● Written exercise
Pictures do not belong in the copy. Return all of the entries exactly.

● Task material
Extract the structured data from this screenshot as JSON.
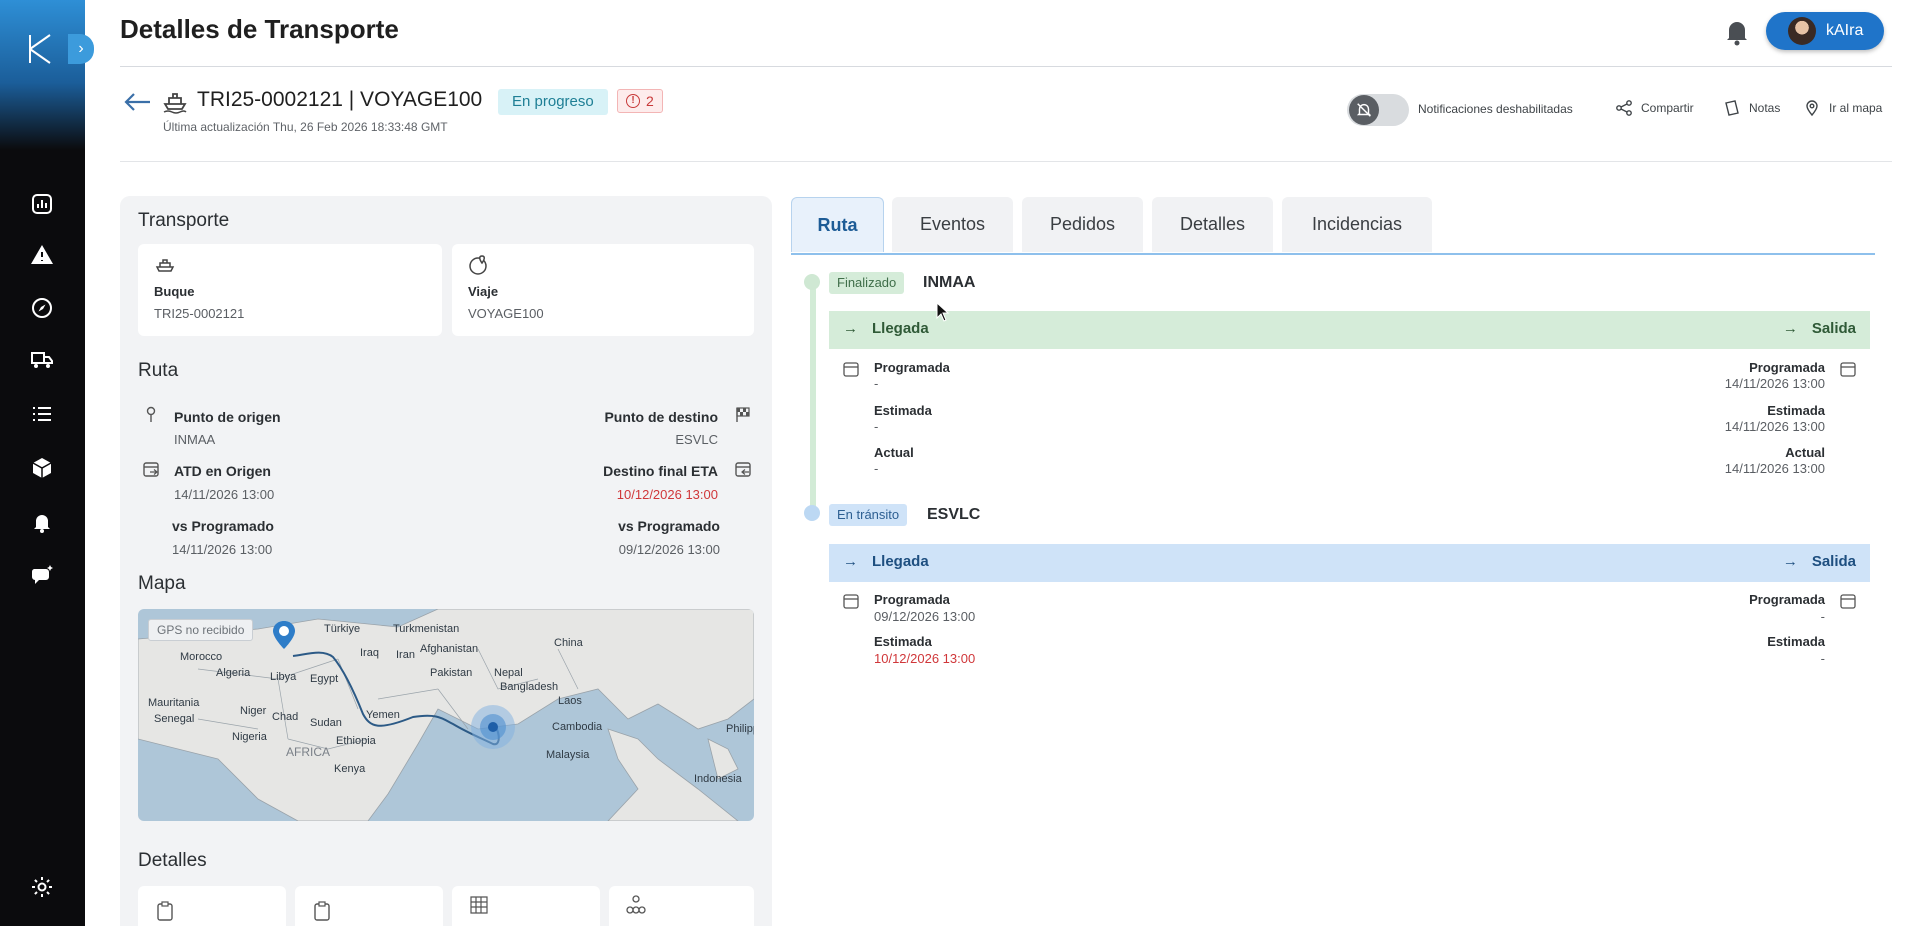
{
  "app": {
    "page_title": "Detalles de Transporte",
    "user_name": "kAIra"
  },
  "trip": {
    "id": "TRI25-0002121 | VOYAGE100",
    "status": "En progreso",
    "alerts_count": "2",
    "last_update": "Última actualización Thu, 26 Feb 2026 18:33:48 GMT"
  },
  "header_actions": {
    "notifications_label": "Notificaciones deshabilitadas",
    "share_label": "Compartir",
    "notes_label": "Notas",
    "map_label": "Ir al mapa"
  },
  "left": {
    "transport_title": "Transporte",
    "vessel_label": "Buque",
    "vessel_value": "TRI25-0002121",
    "voyage_label": "Viaje",
    "voyage_value": "VOYAGE100",
    "route_title": "Ruta",
    "origin_label": "Punto de origen",
    "origin_value": "INMAA",
    "dest_label": "Punto de destino",
    "dest_value": "ESVLC",
    "atd_label": "ATD en Origen",
    "atd_value": "14/11/2026 13:00",
    "eta_label": "Destino final ETA",
    "eta_value": "10/12/2026 13:00",
    "vs_prog_label_left": "vs Programado",
    "vs_prog_value_left": "14/11/2026 13:00",
    "vs_prog_label_right": "vs Programado",
    "vs_prog_value_right": "09/12/2026 13:00",
    "map_title": "Mapa",
    "gps_label": "GPS no recibido",
    "details_title": "Detalles",
    "map_labels": [
      "Türkiye",
      "Turkmenistan",
      "Morocco",
      "Algeria",
      "Libya",
      "Egypt",
      "Iraq",
      "Iran",
      "Afghanistan",
      "China",
      "Pakistan",
      "Nepal",
      "Bangladesh",
      "Mauritania",
      "Senegal",
      "Niger",
      "Chad",
      "Sudan",
      "Nigeria",
      "Ethiopia",
      "Yemen",
      "Laos",
      "Cambodia",
      "Philipp",
      "Malaysia",
      "Indonesia",
      "AFRICA",
      "Kenya"
    ]
  },
  "tabs": [
    "Ruta",
    "Eventos",
    "Pedidos",
    "Detalles",
    "Incidencias"
  ],
  "route": {
    "stop1": {
      "badge": "Finalizado",
      "code": "INMAA",
      "arrival": "Llegada",
      "departure": "Salida",
      "prog_label": "Programada",
      "prog_left": "-",
      "prog_right": "14/11/2026 13:00",
      "est_label": "Estimada",
      "est_left": "-",
      "est_right": "14/11/2026 13:00",
      "act_label": "Actual",
      "act_left": "-",
      "act_right": "14/11/2026 13:00"
    },
    "stop2": {
      "badge": "En tránsito",
      "code": "ESVLC",
      "arrival": "Llegada",
      "departure": "Salida",
      "prog_label": "Programada",
      "prog_left": "09/12/2026 13:00",
      "prog_right": "-",
      "est_label": "Estimada",
      "est_left": "10/12/2026 13:00",
      "est_right": "-"
    }
  },
  "colors": {
    "accent": "#1f74c9",
    "finished_green": "#d5ecd9",
    "transit_blue": "#cfe3f8",
    "late_red": "#d0373a"
  }
}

● Exercise output
Extract the structured data from this screenshot as JSON.
{
  "app": {
    "page_title": "Detalles de Transporte",
    "user_name": "kAIra"
  },
  "trip": {
    "id": "TRI25-0002121 | VOYAGE100",
    "status": "En progreso",
    "alerts_count": "2",
    "last_update": "Última actualización Thu, 26 Feb 2026 18:33:48 GMT"
  },
  "header_actions": {
    "notifications_label": "Notificaciones deshabilitadas",
    "share_label": "Compartir",
    "notes_label": "Notas",
    "map_label": "Ir al mapa"
  },
  "left": {
    "transport_title": "Transporte",
    "vessel_label": "Buque",
    "vessel_value": "TRI25-0002121",
    "voyage_label": "Viaje",
    "voyage_value": "VOYAGE100",
    "route_title": "Ruta",
    "origin_label": "Punto de origen",
    "origin_value": "INMAA",
    "dest_label": "Punto de destino",
    "dest_value": "ESVLC",
    "atd_label": "ATD en Origen",
    "atd_value": "14/11/2026 13:00",
    "eta_label": "Destino final ETA",
    "eta_value": "10/12/2026 13:00",
    "vs_prog_label_left": "vs Programado",
    "vs_prog_value_left": "14/11/2026 13:00",
    "vs_prog_label_right": "vs Programado",
    "vs_prog_value_right": "09/12/2026 13:00",
    "map_title": "Mapa",
    "gps_label": "GPS no recibido",
    "details_title": "Detalles",
    "map_labels": [
      "Türkiye",
      "Turkmenistan",
      "Morocco",
      "Algeria",
      "Libya",
      "Egypt",
      "Iraq",
      "Iran",
      "Afghanistan",
      "China",
      "Pakistan",
      "Nepal",
      "Bangladesh",
      "Mauritania",
      "Senegal",
      "Niger",
      "Chad",
      "Sudan",
      "Nigeria",
      "Ethiopia",
      "Yemen",
      "Laos",
      "Cambodia",
      "Philipp",
      "Malaysia",
      "Indonesia",
      "AFRICA",
      "Kenya"
    ]
  },
  "tabs": [
    "Ruta",
    "Eventos",
    "Pedidos",
    "Detalles",
    "Incidencias"
  ],
  "route": {
    "stop1": {
      "badge": "Finalizado",
      "code": "INMAA",
      "arrival": "Llegada",
      "departure": "Salida",
      "prog_label": "Programada",
      "prog_left": "-",
      "prog_right": "14/11/2026 13:00",
      "est_label": "Estimada",
      "est_left": "-",
      "est_right": "14/11/2026 13:00",
      "act_label": "Actual",
      "act_left": "-",
      "act_right": "14/11/2026 13:00"
    },
    "stop2": {
      "badge": "En tránsito",
      "code": "ESVLC",
      "arrival": "Llegada",
      "departure": "Salida",
      "prog_label": "Programada",
      "prog_left": "09/12/2026 13:00",
      "prog_right": "-",
      "est_label": "Estimada",
      "est_left": "10/12/2026 13:00",
      "est_right": "-"
    }
  },
  "colors": {
    "accent": "#1f74c9",
    "finished_green": "#d5ecd9",
    "transit_blue": "#cfe3f8",
    "late_red": "#d0373a"
  }
}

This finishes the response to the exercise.